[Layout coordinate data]
#####

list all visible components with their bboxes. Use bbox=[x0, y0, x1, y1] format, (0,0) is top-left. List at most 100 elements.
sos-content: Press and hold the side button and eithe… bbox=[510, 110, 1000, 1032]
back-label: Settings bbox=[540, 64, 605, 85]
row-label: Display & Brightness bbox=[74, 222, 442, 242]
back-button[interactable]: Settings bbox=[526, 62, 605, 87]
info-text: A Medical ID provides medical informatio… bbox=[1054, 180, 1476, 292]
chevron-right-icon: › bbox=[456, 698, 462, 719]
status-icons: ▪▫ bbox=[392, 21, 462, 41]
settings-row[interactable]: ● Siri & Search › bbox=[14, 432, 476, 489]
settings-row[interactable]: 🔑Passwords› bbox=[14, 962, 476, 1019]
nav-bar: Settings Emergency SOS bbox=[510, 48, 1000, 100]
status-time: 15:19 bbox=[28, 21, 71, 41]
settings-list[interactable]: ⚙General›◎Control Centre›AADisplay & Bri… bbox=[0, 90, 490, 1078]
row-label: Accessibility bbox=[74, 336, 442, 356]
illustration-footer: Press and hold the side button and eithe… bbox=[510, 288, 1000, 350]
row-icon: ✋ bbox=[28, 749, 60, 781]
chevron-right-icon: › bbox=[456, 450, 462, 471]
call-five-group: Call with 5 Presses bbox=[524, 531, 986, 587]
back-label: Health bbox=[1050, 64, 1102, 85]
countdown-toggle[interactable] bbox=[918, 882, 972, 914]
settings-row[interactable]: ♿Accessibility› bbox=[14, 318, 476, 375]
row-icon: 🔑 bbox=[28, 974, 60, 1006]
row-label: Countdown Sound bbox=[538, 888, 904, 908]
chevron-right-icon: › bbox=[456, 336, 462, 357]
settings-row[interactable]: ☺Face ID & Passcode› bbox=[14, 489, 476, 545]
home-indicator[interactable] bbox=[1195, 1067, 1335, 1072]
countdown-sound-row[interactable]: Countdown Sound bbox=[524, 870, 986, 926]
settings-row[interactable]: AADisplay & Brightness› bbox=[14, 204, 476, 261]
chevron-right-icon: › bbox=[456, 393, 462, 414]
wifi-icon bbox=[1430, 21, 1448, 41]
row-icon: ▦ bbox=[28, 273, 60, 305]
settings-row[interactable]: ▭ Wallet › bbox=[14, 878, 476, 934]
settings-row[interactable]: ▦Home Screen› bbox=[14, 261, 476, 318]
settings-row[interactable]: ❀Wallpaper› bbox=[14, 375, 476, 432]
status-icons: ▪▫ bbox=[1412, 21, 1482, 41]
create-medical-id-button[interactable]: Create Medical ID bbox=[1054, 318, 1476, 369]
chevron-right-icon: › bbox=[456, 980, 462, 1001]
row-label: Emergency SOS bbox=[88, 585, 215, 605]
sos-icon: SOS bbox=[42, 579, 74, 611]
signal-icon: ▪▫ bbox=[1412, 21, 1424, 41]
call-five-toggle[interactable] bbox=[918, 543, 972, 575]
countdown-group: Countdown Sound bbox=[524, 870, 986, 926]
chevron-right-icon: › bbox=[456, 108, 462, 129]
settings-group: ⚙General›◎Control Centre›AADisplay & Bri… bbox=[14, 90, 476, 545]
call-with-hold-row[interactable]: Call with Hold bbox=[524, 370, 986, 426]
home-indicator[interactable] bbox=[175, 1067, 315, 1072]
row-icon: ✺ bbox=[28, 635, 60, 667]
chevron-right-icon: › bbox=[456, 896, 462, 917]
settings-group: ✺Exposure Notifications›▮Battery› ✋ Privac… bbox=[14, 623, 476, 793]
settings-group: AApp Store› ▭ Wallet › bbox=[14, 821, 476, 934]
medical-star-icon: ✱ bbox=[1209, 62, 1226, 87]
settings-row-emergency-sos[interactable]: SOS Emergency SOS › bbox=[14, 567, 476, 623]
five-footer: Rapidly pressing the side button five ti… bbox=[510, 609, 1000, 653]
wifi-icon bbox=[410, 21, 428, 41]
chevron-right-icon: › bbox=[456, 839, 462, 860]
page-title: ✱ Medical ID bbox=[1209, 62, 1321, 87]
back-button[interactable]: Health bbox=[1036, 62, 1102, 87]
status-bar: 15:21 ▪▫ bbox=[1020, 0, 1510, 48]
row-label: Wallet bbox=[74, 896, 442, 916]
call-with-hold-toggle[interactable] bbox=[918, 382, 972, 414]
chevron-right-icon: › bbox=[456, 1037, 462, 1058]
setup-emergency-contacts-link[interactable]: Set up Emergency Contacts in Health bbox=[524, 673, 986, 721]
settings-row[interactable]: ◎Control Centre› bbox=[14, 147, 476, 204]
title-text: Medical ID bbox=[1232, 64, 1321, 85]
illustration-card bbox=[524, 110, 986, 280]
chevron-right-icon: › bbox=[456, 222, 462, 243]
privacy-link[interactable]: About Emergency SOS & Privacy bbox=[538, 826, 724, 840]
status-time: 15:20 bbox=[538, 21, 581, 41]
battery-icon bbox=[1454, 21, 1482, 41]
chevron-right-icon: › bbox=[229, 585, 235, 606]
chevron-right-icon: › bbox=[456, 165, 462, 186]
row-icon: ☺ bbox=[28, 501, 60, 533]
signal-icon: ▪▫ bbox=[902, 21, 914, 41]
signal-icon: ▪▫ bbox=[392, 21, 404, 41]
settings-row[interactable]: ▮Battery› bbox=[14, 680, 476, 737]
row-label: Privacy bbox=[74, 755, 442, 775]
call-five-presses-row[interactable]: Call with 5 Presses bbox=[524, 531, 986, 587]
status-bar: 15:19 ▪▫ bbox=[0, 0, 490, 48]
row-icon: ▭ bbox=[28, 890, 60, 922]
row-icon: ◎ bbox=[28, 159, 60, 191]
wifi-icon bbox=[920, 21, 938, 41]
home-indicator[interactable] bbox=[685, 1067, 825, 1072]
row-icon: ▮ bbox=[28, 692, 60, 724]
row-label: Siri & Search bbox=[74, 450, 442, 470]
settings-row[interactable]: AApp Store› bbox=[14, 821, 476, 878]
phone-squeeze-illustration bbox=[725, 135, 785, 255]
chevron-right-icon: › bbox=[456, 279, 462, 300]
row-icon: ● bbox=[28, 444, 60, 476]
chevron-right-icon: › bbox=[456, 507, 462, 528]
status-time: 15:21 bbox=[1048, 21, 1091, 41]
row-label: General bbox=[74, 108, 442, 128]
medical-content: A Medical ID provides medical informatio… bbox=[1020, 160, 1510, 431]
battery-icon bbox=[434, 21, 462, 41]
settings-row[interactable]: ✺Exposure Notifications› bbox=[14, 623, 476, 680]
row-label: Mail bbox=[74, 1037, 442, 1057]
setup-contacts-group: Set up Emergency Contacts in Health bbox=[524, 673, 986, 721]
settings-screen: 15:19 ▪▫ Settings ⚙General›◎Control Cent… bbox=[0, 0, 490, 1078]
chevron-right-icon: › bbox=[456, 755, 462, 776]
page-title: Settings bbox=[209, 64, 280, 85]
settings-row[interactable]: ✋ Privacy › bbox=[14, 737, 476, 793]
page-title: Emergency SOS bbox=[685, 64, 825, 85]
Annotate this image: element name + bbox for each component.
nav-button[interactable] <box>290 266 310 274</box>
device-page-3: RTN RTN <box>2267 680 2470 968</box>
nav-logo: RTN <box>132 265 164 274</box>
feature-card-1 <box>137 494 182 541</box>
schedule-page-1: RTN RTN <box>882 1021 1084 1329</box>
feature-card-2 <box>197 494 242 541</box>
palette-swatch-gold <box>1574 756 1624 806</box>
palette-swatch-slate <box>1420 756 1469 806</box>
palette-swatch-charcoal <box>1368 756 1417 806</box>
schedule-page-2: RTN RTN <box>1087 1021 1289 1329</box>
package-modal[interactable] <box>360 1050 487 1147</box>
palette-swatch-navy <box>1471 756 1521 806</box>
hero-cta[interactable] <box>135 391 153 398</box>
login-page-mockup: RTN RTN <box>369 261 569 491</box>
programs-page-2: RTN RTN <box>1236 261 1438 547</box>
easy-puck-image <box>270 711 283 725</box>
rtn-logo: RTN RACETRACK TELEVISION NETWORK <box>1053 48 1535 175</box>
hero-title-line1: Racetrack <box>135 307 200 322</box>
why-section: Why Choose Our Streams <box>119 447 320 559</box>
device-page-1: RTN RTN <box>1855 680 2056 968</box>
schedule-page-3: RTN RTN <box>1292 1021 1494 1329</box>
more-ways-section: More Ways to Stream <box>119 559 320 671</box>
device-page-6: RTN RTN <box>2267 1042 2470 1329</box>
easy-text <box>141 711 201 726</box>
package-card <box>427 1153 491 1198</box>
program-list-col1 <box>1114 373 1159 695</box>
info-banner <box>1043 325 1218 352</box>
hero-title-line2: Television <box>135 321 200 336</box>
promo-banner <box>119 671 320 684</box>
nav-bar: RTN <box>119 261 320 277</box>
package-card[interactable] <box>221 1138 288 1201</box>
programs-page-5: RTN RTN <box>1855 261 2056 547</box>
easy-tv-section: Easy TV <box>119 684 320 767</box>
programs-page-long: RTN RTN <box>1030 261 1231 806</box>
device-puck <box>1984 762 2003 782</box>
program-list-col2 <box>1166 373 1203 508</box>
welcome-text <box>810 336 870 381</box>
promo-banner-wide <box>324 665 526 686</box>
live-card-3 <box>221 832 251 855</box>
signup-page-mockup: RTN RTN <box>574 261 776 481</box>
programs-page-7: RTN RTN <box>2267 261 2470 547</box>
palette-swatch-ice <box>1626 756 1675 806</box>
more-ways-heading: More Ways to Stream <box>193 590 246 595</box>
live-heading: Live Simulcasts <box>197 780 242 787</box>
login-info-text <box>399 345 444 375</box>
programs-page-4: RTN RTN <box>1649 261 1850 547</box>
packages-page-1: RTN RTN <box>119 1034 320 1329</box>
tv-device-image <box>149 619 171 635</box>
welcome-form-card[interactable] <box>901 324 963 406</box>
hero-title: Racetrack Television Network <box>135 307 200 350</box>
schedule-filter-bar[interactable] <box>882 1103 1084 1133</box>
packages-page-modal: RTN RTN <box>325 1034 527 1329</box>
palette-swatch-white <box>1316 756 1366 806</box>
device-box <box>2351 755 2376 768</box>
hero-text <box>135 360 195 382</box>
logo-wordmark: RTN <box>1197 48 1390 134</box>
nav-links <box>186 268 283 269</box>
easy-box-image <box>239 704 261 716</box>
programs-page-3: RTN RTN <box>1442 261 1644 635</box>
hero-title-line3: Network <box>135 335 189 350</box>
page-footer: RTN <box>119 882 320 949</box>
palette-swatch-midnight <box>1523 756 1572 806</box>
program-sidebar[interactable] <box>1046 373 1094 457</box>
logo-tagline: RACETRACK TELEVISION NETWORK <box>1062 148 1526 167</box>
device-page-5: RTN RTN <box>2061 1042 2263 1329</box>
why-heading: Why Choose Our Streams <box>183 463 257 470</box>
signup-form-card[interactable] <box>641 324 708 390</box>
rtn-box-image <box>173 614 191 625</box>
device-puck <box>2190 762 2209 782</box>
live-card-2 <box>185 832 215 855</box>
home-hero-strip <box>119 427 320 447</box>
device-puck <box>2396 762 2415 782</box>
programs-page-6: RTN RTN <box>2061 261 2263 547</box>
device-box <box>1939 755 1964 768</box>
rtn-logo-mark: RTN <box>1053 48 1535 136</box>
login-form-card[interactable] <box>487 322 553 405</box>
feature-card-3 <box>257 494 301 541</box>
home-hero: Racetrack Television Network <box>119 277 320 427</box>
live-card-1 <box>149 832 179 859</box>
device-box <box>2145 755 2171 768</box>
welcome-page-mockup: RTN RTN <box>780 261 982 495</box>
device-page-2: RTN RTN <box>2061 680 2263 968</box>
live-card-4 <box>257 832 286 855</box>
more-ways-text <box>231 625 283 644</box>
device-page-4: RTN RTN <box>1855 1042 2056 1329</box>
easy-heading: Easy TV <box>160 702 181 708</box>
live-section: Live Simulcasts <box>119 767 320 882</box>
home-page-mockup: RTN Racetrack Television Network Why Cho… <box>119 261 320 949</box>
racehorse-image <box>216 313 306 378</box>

#####

WRITTEN EXERCISE
Select every line above that contains the string "section", treating uppercase and lowercase as different.

EXERCISE RESULT
why-section: Why Choose Our Streams <box>119 447 320 559</box>
more-ways-section: More Ways to Stream <box>119 559 320 671</box>
easy-tv-section: Easy TV <box>119 684 320 767</box>
live-section: Live Simulcasts <box>119 767 320 882</box>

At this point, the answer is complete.